Most problematic areas

With Parsec, it turns out to be important to order the parsers and adorn them with try. This was most evident in factorP. Very briefly, when there are two parsers one of which is a prefix of the orher, the parser of the longer input should be listed first. If a parser can fail after consuming some input, it should be wrapped in try so that the next parser will be tried at the correct input position.

Other than this, using Parsec to build parsers is pretty straightforward.

Test program

Here is test program that verifies the correctness of the parser. The tokenizer seems to have a bug. It correctly parses "1.2" as D 1.2 but parses -1.2 as I (-1). I will defer this issue for now!

Module imports

import Text.Parsec (parseTest)
import Data.List (intercalate)
import Text.Parsec.String
import Parser

Expression tests

Testing expression parsing.

exprTests :: [(String, Expr)]
exprTests = [("10", I 10)
         , ("-1", Neg (I 1))
         , ("- 1", Neg (I 1))
         , ("1.2", D 1.2)
         , ("-1.2", Neg (D 1.2))
         , ("- 1.3", Neg (D 1.3))
         , ("a", V "a")
         , ("\"a\"", S "a")
         , ("true", T)
         , ("false", F)
         , ("1 + 2", Add (I 1) (I 2))
         , ("1 + -2", Add (I 1) (Neg (I 2)))
         , ("1 + 2 * 3", Add (I 1) (Mul (I 2) (I 3)))

**Data provided**
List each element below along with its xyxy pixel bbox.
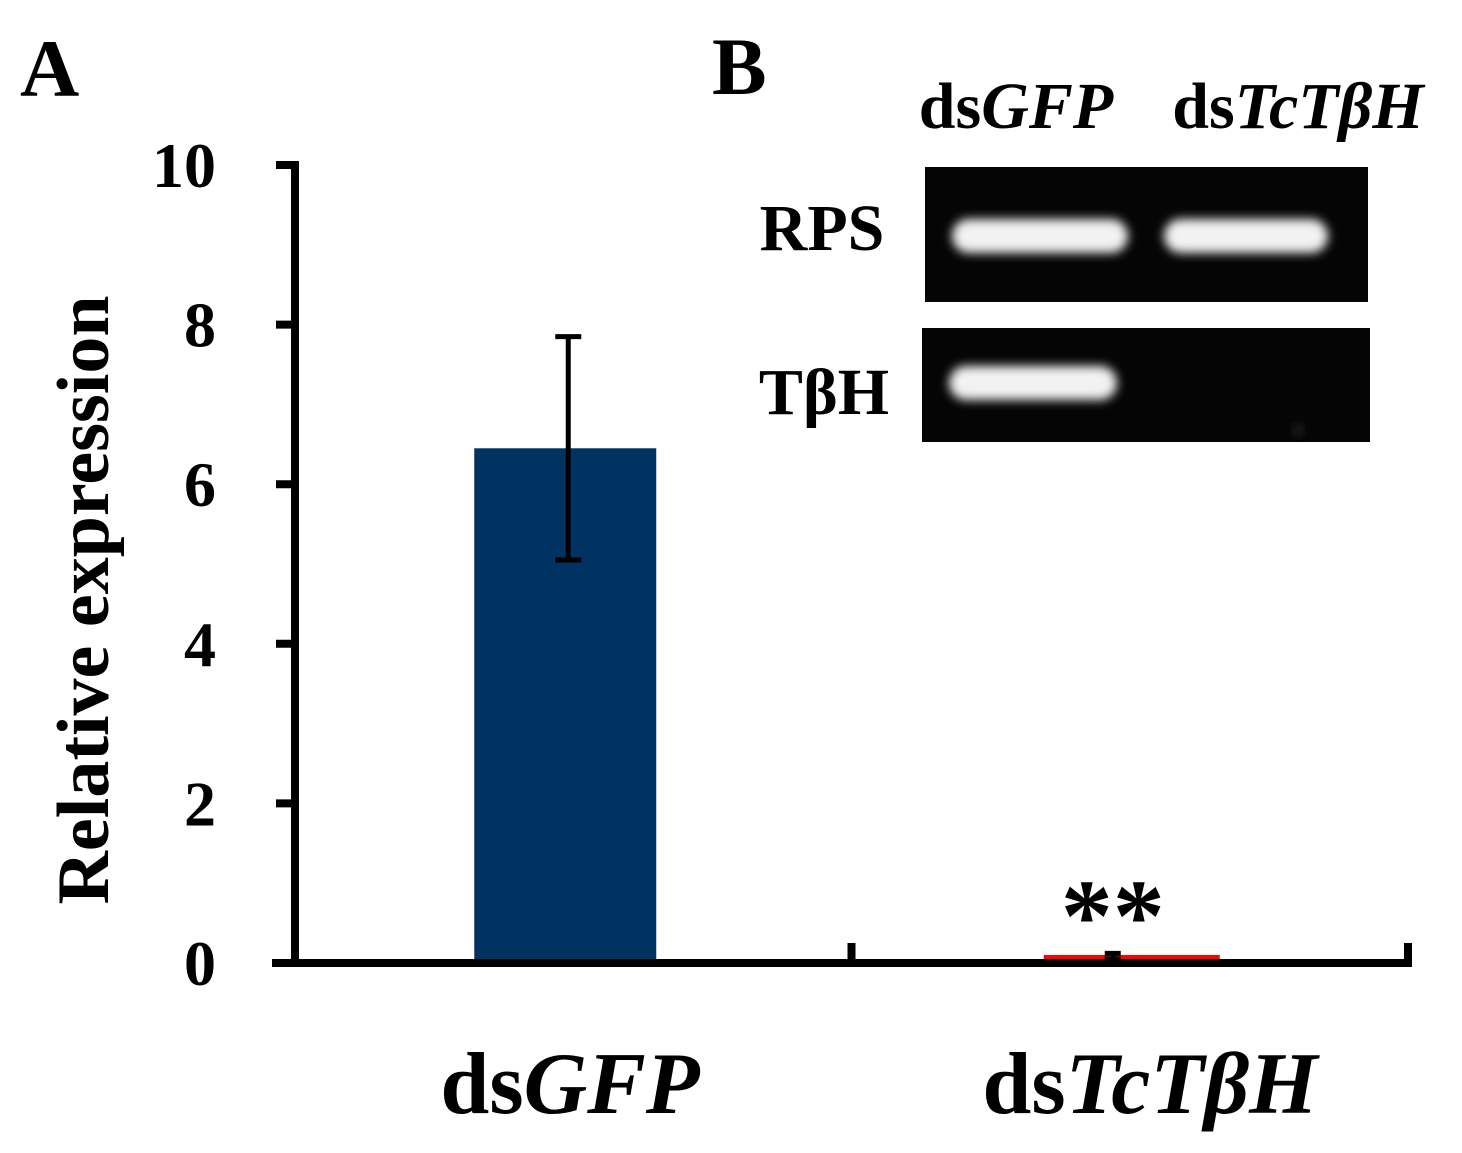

**Given problem A**
Output the portion of the Parsec notes between "import Text.Parsec.String" and "Neg (D 1.2))", inclusive.
**Given problem B**
In the Parsec notes, when one of two parsers is a prefix of the other, which one should be listed first?

**Task output A**
import Text.Parsec.String
import Parser

Expression tests

Testing expression parsing.

exprTests :: [(String, Expr)]
exprTests = [("10", I 10)
         , ("-1", Neg (I 1))
         , ("- 1", Neg (I 1))
         , ("1.2", D 1.2)
         , ("-1.2", Neg (D 1.2))

**Task output B**
The parser of the longer input.